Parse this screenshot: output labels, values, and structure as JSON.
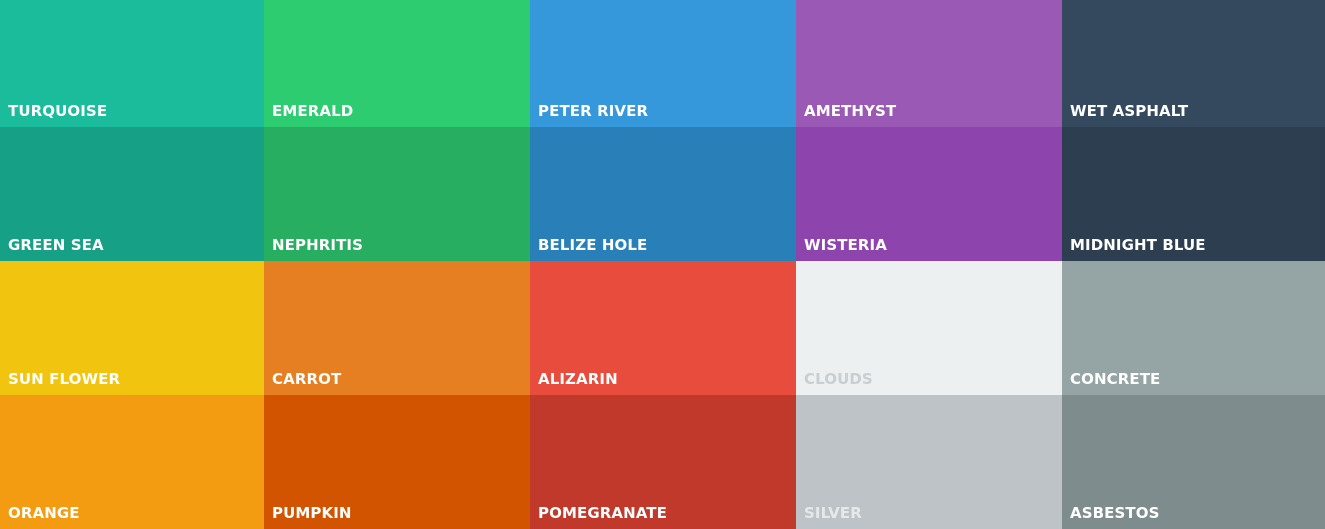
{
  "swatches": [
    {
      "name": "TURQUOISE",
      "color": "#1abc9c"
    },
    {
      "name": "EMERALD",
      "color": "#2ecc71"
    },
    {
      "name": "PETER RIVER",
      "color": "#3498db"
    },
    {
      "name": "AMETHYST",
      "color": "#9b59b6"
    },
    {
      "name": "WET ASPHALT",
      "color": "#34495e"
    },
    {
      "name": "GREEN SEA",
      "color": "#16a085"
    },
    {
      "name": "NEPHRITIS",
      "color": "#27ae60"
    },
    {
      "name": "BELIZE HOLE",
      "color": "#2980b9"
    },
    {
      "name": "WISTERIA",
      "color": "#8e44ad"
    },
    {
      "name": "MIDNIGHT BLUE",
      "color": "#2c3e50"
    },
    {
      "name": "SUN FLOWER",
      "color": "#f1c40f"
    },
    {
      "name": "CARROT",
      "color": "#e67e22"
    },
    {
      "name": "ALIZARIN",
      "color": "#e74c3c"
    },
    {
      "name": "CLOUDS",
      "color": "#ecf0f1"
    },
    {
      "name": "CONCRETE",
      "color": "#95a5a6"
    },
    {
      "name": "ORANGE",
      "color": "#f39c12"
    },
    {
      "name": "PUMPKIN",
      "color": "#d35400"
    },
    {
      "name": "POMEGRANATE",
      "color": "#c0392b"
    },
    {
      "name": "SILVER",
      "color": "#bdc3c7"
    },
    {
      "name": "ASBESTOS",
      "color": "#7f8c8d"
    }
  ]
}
════
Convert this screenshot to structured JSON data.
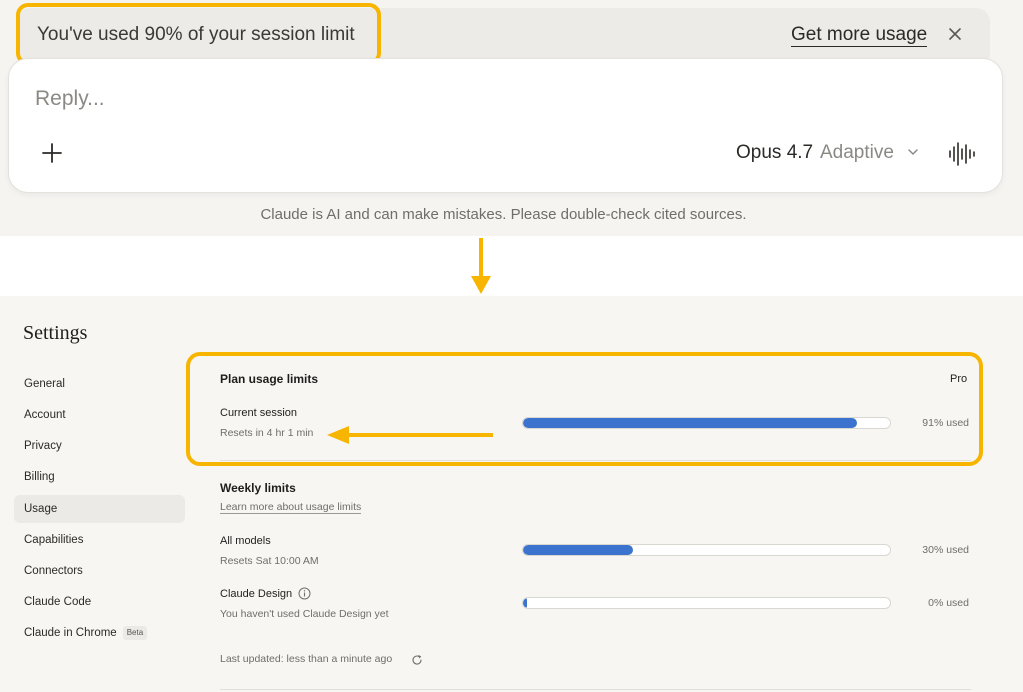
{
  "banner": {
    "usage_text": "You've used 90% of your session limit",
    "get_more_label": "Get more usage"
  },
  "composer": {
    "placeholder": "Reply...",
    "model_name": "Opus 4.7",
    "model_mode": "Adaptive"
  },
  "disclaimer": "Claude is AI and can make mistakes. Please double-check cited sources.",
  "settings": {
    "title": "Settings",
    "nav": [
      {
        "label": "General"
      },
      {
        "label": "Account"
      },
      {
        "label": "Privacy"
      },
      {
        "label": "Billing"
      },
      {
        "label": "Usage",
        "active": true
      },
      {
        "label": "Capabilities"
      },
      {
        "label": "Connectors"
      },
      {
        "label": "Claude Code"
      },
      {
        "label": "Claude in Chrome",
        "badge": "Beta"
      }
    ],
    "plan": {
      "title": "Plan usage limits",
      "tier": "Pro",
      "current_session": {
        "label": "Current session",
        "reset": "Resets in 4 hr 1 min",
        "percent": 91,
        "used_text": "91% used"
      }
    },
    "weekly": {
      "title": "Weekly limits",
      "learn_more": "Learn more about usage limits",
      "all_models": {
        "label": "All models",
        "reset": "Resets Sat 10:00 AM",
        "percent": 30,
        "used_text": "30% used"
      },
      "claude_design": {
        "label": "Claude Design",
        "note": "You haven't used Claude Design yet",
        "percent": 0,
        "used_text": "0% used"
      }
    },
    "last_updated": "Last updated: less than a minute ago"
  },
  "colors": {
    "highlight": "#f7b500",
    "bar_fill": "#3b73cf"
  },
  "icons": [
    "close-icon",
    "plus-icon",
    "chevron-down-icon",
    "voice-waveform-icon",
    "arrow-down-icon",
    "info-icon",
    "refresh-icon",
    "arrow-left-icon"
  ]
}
════
- [Your task]
Filter the records, keeping only lines that contain "JSON", and show those lines.

- [Task result]
Parse this screenshot: output labels, values, and structure as JSON.
Convert this screenshot to structured JSON data.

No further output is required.